§ **What this task involves**
Copy each line exactly. Drop every picture.

┄┄┄┄┄┄┄┄┄┄

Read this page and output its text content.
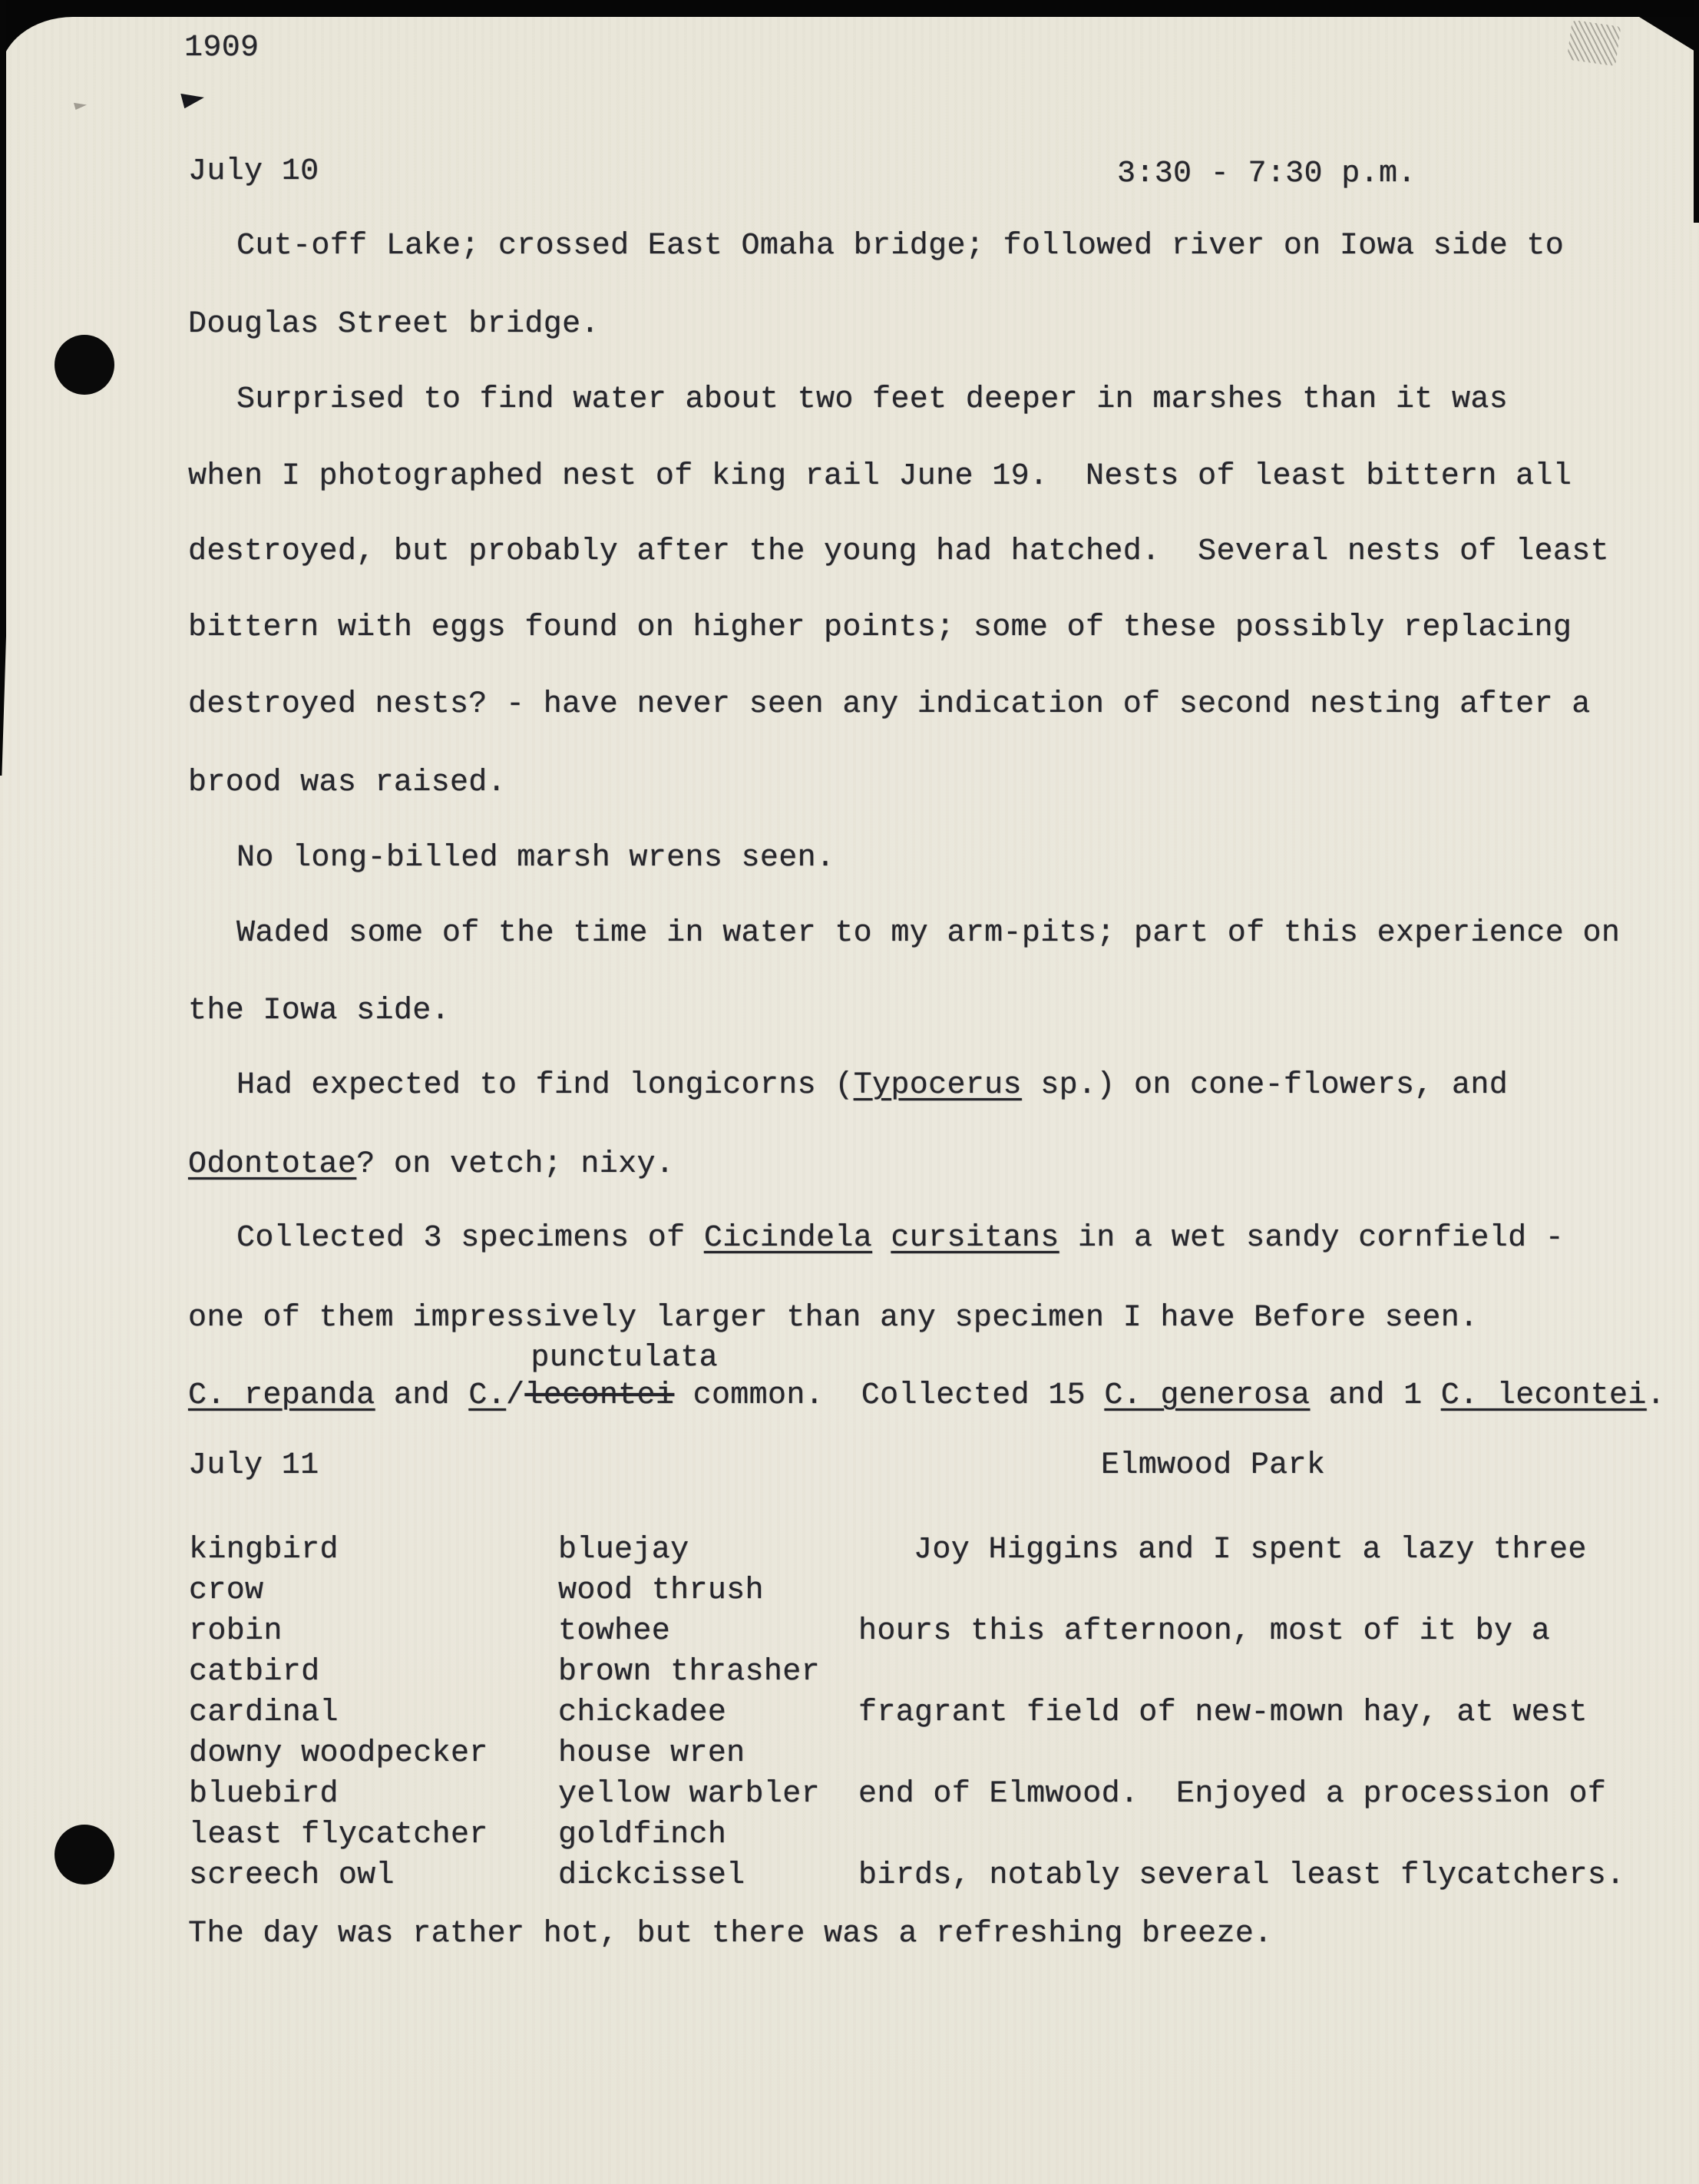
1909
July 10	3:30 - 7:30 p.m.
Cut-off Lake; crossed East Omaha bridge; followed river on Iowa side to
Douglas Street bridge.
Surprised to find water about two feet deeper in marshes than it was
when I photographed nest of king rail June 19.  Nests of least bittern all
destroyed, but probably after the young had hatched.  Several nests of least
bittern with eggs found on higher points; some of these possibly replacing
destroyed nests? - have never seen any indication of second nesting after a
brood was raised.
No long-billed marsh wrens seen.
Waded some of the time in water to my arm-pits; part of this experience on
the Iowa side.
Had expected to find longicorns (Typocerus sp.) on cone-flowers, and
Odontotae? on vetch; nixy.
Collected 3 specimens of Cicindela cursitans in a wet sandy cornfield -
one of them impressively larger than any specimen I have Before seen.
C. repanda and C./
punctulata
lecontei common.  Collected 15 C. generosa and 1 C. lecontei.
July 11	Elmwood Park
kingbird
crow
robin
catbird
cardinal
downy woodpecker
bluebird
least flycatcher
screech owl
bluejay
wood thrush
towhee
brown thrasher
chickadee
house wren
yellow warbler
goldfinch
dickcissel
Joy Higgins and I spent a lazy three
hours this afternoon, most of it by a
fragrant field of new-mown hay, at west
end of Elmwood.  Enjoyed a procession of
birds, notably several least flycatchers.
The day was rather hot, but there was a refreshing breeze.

┄┄┄┄┄┄┄┄┄┄

§ **Output below**
Read this page and output its text content.
1909
July 10	3:30 - 7:30 p.m.
Cut-off Lake; crossed East Omaha bridge; followed river on Iowa side to
Douglas Street bridge.
Surprised to find water about two feet deeper in marshes than it was
when I photographed nest of king rail June 19.  Nests of least bittern all
destroyed, but probably after the young had hatched.  Several nests of least
bittern with eggs found on higher points; some of these possibly replacing
destroyed nests? - have never seen any indication of second nesting after a
brood was raised.
No long-billed marsh wrens seen.
Waded some of the time in water to my arm-pits; part of this experience on
the Iowa side.
Had expected to find longicorns (Typocerus sp.) on cone-flowers, and
Odontotae? on vetch; nixy.
Collected 3 specimens of Cicindela cursitans in a wet sandy cornfield -
one of them impressively larger than any specimen I have Before seen.
C. repanda and C./
punctulata
lecontei common.  Collected 15 C. generosa and 1 C. lecontei.
July 11	Elmwood Park
kingbird
crow
robin
catbird
cardinal
downy woodpecker
bluebird
least flycatcher
screech owl
bluejay
wood thrush
towhee
brown thrasher
chickadee
house wren
yellow warbler
goldfinch
dickcissel
Joy Higgins and I spent a lazy three
hours this afternoon, most of it by a
fragrant field of new-mown hay, at west
end of Elmwood.  Enjoyed a procession of
birds, notably several least flycatchers.
The day was rather hot, but there was a refreshing breeze.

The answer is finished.